Article:
A Beginner's Guide to How Airline Miles Work

    

5 minute read

When it comes to choosing a loyalty program that best suits your lifestyle, it can be very overwhelming. That’s why we created this guide to breakdown the difference between airline miles (or frequent flyer miles) and points, along with in-depth explanations of what airline miles are, what they’re worth, the best way to redeem and earn them, and why, in the end, it may be worth going with a major bank loyalty program versus an airline rewards program.

1. Value and Comparisons

While Card Curator is the only company that is able to objectively value miles, the general consensus out there is that airline miles are not traditionally valued.  Although, various experts have tried to assign a value to airline miles through their personal experiences of redeeming them for travel. They sometimes consult their friends, colleagues, and other travel hackers to get their views. However, there is no scientific process for valuing them.

Moreover, programs vary greatly in value, especially considering US carriers alone: they vary in value from 0.9 cents for Hawaiian Miles to 1.8 cents for Alaska Miles, per Card Curator’s most recent valuations. Most US airlines fall somewhere between 1.3 and 1.5 cents in value, such as JetBlue, United, American Airlines, and Southwest, among others.

Internationally, airline miles from across the world are generally within the range of 0.8 cents to 1.8 cents, with most valued around 1.3 cents on average. That being said, travelers can get much more or much less value out of miles depending on exactly how they redeem them. Redeeming them for business or first class on international travel may yield an average of 2 to 3 cents in value, potentially getting as high as 10 cents or more.

Goal A: Can you write out the part of the airline miles guide that opens with the words containing "1. Value and" and closes with "for valuing them.", word for word?
The airline miles guide and the entries are unrelated to each other.

Information shown:
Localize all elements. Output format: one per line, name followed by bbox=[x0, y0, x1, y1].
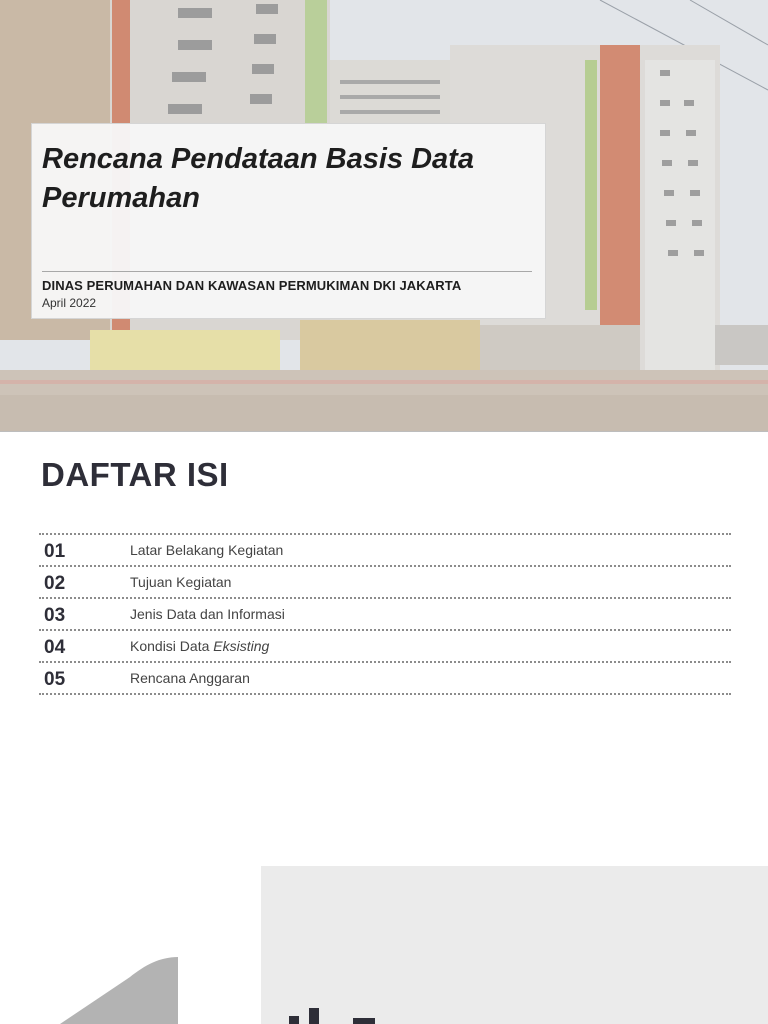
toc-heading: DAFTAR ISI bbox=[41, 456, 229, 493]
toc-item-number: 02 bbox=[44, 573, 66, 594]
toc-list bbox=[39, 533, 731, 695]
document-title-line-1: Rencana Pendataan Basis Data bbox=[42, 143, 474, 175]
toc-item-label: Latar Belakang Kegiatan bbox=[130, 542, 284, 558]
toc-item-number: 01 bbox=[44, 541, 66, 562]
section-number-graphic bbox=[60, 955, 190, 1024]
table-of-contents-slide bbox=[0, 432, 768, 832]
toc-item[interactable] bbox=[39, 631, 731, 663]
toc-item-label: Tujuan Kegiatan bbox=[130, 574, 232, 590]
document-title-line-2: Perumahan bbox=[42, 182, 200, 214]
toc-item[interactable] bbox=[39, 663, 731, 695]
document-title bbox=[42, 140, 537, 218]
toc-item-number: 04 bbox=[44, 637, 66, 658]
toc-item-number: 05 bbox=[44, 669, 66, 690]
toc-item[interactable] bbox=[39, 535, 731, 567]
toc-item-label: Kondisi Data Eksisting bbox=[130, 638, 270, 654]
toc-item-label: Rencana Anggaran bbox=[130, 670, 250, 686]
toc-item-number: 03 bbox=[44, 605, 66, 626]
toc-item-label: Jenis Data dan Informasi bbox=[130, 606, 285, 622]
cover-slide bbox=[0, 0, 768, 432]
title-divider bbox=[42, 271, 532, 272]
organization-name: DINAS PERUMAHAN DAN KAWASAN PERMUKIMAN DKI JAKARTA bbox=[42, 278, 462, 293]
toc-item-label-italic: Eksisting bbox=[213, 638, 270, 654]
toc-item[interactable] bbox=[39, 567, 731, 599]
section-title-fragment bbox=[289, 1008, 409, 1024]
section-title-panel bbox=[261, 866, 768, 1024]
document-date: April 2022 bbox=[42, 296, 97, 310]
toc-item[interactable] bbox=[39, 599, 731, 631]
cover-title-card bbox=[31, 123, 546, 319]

Goal B: Could you give the lines of the entries again with every "bbox" swapped for "box", keeping everything else unchanged and leaving the pictures out?

Expected output A:
1. Value and Comparisons

While Card Curator is the only company that is able to objectively value miles, the general consensus out there is that airline miles are not traditionally valued.  Although, various experts have tried to assign a value to airline miles through their personal experiences of redeeming them for travel. They sometimes consult their friends, colleagues, and other travel hackers to get their views. However, there is no scientific process for valuing them.

Expected output B:
Localize all elements. Output format: one per line, name followed by box=[x0, y0, x1, y1].
toc-heading: DAFTAR ISI box=[41, 456, 229, 493]
toc-item-number: 02 box=[44, 573, 66, 594]
toc-list box=[39, 533, 731, 695]
document-title-line-1: Rencana Pendataan Basis Data box=[42, 143, 474, 175]
toc-item-label: Latar Belakang Kegiatan box=[130, 542, 284, 558]
toc-item-number: 01 box=[44, 541, 66, 562]
section-number-graphic box=[60, 955, 190, 1024]
table-of-contents-slide box=[0, 432, 768, 832]
toc-item[interactable] box=[39, 631, 731, 663]
toc-item-label: Tujuan Kegiatan box=[130, 574, 232, 590]
document-title-line-2: Perumahan box=[42, 182, 200, 214]
toc-item[interactable] box=[39, 663, 731, 695]
document-title box=[42, 140, 537, 218]
toc-item-number: 04 box=[44, 637, 66, 658]
toc-item-number: 05 box=[44, 669, 66, 690]
toc-item[interactable] box=[39, 535, 731, 567]
toc-item-label: Kondisi Data Eksisting box=[130, 638, 270, 654]
toc-item-label: Rencana Anggaran box=[130, 670, 250, 686]
toc-item-number: 03 box=[44, 605, 66, 626]
toc-item-label: Jenis Data dan Informasi box=[130, 606, 285, 622]
cover-slide box=[0, 0, 768, 432]
title-divider box=[42, 271, 532, 272]
organization-name: DINAS PERUMAHAN DAN KAWASAN PERMUKIMAN DKI JAKARTA box=[42, 278, 462, 293]
toc-item-label-italic: Eksisting box=[213, 638, 270, 654]
toc-item[interactable] box=[39, 567, 731, 599]
section-title-fragment box=[289, 1008, 409, 1024]
section-title-panel box=[261, 866, 768, 1024]
document-date: April 2022 box=[42, 296, 97, 310]
toc-item[interactable] box=[39, 599, 731, 631]
cover-title-card box=[31, 123, 546, 319]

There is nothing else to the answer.